■ **TASK DESCRIPTION**: Give all of the lines again, with nothing added or dropped.
━━━━━ EXTRACTED RECORDS
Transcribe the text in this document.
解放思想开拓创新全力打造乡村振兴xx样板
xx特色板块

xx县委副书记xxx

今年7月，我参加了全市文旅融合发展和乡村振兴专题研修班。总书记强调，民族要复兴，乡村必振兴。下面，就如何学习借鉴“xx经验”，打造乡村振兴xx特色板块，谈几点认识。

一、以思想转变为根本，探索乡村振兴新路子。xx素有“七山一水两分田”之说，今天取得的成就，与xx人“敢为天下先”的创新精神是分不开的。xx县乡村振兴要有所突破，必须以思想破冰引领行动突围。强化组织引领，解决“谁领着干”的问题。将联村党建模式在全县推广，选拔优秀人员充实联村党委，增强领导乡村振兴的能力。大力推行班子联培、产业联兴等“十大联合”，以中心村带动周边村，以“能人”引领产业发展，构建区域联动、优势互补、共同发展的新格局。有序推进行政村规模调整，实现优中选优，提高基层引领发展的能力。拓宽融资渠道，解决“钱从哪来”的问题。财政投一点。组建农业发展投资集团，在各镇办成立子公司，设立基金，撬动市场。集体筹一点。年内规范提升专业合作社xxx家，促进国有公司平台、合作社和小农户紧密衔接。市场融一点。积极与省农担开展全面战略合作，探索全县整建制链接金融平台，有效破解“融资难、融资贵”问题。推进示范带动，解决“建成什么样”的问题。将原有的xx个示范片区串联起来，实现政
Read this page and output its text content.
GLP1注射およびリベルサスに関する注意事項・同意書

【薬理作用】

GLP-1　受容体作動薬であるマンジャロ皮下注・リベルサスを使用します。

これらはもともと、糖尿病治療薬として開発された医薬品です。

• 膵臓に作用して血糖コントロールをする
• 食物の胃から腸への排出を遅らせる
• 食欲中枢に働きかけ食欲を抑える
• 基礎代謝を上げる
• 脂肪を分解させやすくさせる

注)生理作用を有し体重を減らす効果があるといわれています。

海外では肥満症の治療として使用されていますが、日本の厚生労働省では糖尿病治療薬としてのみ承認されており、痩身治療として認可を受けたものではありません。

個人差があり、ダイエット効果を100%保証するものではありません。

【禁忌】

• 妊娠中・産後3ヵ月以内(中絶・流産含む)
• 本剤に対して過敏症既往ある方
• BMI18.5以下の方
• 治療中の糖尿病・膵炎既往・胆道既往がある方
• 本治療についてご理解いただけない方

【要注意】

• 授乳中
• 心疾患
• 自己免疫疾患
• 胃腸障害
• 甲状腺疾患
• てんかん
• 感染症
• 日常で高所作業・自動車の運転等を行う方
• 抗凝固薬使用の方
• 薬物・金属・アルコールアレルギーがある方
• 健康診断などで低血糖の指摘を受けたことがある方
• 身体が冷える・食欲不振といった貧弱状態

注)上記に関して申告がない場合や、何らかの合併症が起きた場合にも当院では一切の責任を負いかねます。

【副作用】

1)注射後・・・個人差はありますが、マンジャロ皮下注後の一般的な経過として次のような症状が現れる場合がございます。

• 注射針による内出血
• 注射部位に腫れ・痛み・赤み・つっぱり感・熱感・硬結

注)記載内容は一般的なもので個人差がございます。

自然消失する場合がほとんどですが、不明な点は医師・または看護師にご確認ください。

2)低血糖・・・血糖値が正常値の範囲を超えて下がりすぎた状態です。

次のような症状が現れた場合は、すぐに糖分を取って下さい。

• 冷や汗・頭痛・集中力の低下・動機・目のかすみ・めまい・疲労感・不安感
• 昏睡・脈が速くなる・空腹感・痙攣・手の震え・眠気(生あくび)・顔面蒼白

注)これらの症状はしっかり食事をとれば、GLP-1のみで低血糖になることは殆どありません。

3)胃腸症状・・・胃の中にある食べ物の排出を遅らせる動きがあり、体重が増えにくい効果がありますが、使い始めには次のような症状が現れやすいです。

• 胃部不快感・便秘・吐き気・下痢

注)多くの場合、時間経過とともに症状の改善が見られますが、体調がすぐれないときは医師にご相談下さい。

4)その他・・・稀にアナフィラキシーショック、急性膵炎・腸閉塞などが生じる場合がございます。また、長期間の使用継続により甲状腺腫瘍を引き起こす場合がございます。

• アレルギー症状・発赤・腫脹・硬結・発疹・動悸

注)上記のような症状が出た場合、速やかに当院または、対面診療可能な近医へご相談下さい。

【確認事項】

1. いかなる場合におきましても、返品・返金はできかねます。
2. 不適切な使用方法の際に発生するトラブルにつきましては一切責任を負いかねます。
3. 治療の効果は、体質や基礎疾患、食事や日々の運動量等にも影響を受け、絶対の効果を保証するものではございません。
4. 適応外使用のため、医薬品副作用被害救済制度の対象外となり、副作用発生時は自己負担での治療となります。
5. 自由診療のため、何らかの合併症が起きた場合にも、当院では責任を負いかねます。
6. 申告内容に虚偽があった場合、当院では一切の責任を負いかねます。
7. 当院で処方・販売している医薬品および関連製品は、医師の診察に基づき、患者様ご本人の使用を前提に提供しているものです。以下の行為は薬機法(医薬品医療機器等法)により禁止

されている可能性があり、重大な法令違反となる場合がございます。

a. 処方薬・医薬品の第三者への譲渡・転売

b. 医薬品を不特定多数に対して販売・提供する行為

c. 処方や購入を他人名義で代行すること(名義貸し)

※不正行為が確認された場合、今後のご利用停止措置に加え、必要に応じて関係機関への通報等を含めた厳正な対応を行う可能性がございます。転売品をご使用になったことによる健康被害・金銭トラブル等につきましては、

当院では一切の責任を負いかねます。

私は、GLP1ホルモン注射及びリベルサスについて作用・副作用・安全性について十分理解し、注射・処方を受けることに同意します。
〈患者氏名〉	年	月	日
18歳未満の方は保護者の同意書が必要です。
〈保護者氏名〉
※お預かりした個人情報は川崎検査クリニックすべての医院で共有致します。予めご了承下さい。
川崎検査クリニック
━━━━━━━━━━
■ **FINISHED ANSWER**:
Transcribe the text in this document.
解放思想开拓创新全力打造乡村振兴xx样板
xx特色板块

xx县委副书记xxx

今年7月，我参加了全市文旅融合发展和乡村振兴专题研修班。总书记强调，民族要复兴，乡村必振兴。下面，就如何学习借鉴“xx经验”，打造乡村振兴xx特色板块，谈几点认识。

一、以思想转变为根本，探索乡村振兴新路子。xx素有“七山一水两分田”之说，今天取得的成就，与xx人“敢为天下先”的创新精神是分不开的。xx县乡村振兴要有所突破，必须以思想破冰引领行动突围。强化组织引领，解决“谁领着干”的问题。将联村党建模式在全县推广，选拔优秀人员充实联村党委，增强领导乡村振兴的能力。大力推行班子联培、产业联兴等“十大联合”，以中心村带动周边村，以“能人”引领产业发展，构建区域联动、优势互补、共同发展的新格局。有序推进行政村规模调整，实现优中选优，提高基层引领发展的能力。拓宽融资渠道，解决“钱从哪来”的问题。财政投一点。组建农业发展投资集团，在各镇办成立子公司，设立基金，撬动市场。集体筹一点。年内规范提升专业合作社xxx家，促进国有公司平台、合作社和小农户紧密衔接。市场融一点。积极与省农担开展全面战略合作，探索全县整建制链接金融平台，有效破解“融资难、融资贵”问题。推进示范带动，解决“建成什么样”的问题。将原有的xx个示范片区串联起来，实现政
Read this page and output its text content.
GLP1注射およびリベルサスに関する注意事項・同意書

【薬理作用】

GLP-1　受容体作動薬であるマンジャロ皮下注・リベルサスを使用します。

これらはもともと、糖尿病治療薬として開発された医薬品です。

• 膵臓に作用して血糖コントロールをする
• 食物の胃から腸への排出を遅らせる
• 食欲中枢に働きかけ食欲を抑える
• 基礎代謝を上げる
• 脂肪を分解させやすくさせる

注)生理作用を有し体重を減らす効果があるといわれています。

海外では肥満症の治療として使用されていますが、日本の厚生労働省では糖尿病治療薬としてのみ承認されており、痩身治療として認可を受けたものではありません。

個人差があり、ダイエット効果を100%保証するものではありません。

【禁忌】

• 妊娠中・産後3ヵ月以内(中絶・流産含む)
• 本剤に対して過敏症既往ある方
• BMI18.5以下の方
• 治療中の糖尿病・膵炎既往・胆道既往がある方
• 本治療についてご理解いただけない方

【要注意】

• 授乳中
• 心疾患
• 自己免疫疾患
• 胃腸障害
• 甲状腺疾患
• てんかん
• 感染症
• 日常で高所作業・自動車の運転等を行う方
• 抗凝固薬使用の方
• 薬物・金属・アルコールアレルギーがある方
• 健康診断などで低血糖の指摘を受けたことがある方
• 身体が冷える・食欲不振といった貧弱状態

注)上記に関して申告がない場合や、何らかの合併症が起きた場合にも当院では一切の責任を負いかねます。

【副作用】

1)注射後・・・個人差はありますが、マンジャロ皮下注後の一般的な経過として次のような症状が現れる場合がございます。

• 注射針による内出血
• 注射部位に腫れ・痛み・赤み・つっぱり感・熱感・硬結

注)記載内容は一般的なもので個人差がございます。

自然消失する場合がほとんどですが、不明な点は医師・または看護師にご確認ください。

2)低血糖・・・血糖値が正常値の範囲を超えて下がりすぎた状態です。

次のような症状が現れた場合は、すぐに糖分を取って下さい。

• 冷や汗・頭痛・集中力の低下・動機・目のかすみ・めまい・疲労感・不安感
• 昏睡・脈が速くなる・空腹感・痙攣・手の震え・眠気(生あくび)・顔面蒼白

注)これらの症状はしっかり食事をとれば、GLP-1のみで低血糖になることは殆どありません。

3)胃腸症状・・・胃の中にある食べ物の排出を遅らせる動きがあり、体重が増えにくい効果がありますが、使い始めには次のような症状が現れやすいです。

• 胃部不快感・便秘・吐き気・下痢

注)多くの場合、時間経過とともに症状の改善が見られますが、体調がすぐれないときは医師にご相談下さい。

4)その他・・・稀にアナフィラキシーショック、急性膵炎・腸閉塞などが生じる場合がございます。また、長期間の使用継続により甲状腺腫瘍を引き起こす場合がございます。

• アレルギー症状・発赤・腫脹・硬結・発疹・動悸

注)上記のような症状が出た場合、速やかに当院または、対面診療可能な近医へご相談下さい。

【確認事項】

1. いかなる場合におきましても、返品・返金はできかねます。
2. 不適切な使用方法の際に発生するトラブルにつきましては一切責任を負いかねます。
3. 治療の効果は、体質や基礎疾患、食事や日々の運動量等にも影響を受け、絶対の効果を保証するものではございません。
4. 適応外使用のため、医薬品副作用被害救済制度の対象外となり、副作用発生時は自己負担での治療となります。
5. 自由診療のため、何らかの合併症が起きた場合にも、当院では責任を負いかねます。
6. 申告内容に虚偽があった場合、当院では一切の責任を負いかねます。
7. 当院で処方・販売している医薬品および関連製品は、医師の診察に基づき、患者様ご本人の使用を前提に提供しているものです。以下の行為は薬機法(医薬品医療機器等法)により禁止

されている可能性があり、重大な法令違反となる場合がございます。

a. 処方薬・医薬品の第三者への譲渡・転売

b. 医薬品を不特定多数に対して販売・提供する行為

c. 処方や購入を他人名義で代行すること(名義貸し)

※不正行為が確認された場合、今後のご利用停止措置に加え、必要に応じて関係機関への通報等を含めた厳正な対応を行う可能性がございます。転売品をご使用になったことによる健康被害・金銭トラブル等につきましては、

当院では一切の責任を負いかねます。

私は、GLP1ホルモン注射及びリベルサスについて作用・副作用・安全性について十分理解し、注射・処方を受けることに同意します。
〈患者氏名〉	年	月	日
18歳未満の方は保護者の同意書が必要です。
〈保護者氏名〉
※お預かりした個人情報は川崎検査クリニックすべての医院で共有致します。予めご了承下さい。
川崎検査クリニック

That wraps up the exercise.